> Task instructions: If a line in the entries below includes the string "Hoon", copy it out.
::: Records :::
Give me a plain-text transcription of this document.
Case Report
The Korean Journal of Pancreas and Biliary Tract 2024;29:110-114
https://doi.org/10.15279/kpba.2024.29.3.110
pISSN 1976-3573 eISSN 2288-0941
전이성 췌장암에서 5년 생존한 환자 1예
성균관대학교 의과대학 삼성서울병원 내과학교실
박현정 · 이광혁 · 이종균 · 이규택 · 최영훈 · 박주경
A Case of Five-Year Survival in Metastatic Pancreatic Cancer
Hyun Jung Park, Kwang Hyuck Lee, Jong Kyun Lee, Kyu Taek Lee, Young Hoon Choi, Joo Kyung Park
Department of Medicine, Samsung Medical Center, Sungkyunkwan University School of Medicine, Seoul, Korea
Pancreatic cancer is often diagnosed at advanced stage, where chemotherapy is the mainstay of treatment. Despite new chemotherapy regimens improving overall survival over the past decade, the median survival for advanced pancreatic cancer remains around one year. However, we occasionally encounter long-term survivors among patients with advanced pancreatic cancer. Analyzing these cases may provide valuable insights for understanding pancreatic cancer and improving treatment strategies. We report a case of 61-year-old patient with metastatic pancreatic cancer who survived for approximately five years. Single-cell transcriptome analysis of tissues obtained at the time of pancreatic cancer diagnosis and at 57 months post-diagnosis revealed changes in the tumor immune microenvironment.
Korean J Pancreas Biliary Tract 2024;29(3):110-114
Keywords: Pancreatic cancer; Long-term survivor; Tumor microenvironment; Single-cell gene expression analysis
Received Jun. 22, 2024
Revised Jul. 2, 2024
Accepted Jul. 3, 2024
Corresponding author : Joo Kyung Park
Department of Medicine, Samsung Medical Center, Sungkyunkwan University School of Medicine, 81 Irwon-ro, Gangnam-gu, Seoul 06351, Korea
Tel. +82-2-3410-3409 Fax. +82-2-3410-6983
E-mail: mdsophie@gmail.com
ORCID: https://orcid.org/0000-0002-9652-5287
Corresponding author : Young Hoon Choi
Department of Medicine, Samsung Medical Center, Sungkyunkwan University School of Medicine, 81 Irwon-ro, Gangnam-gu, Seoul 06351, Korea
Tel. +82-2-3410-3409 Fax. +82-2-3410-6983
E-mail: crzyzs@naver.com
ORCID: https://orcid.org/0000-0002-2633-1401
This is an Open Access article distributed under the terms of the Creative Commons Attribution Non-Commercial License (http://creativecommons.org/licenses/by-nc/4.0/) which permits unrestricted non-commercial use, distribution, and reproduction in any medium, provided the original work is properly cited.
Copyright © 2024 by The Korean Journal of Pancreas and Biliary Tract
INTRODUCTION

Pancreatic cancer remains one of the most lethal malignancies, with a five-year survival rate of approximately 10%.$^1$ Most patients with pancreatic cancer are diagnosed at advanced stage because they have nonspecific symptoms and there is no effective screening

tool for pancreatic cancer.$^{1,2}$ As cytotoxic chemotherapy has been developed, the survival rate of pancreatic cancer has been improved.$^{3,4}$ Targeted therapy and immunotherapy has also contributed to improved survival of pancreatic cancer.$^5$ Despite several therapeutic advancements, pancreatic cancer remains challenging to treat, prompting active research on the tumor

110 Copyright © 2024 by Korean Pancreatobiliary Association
:::
> Result:
Hyun Jung Park, Kwang Hyuck Lee, Jong Kyun Lee, Kyu Taek Lee, Young Hoon Choi, Joo Kyung Park
Corresponding author : Young Hoon Choi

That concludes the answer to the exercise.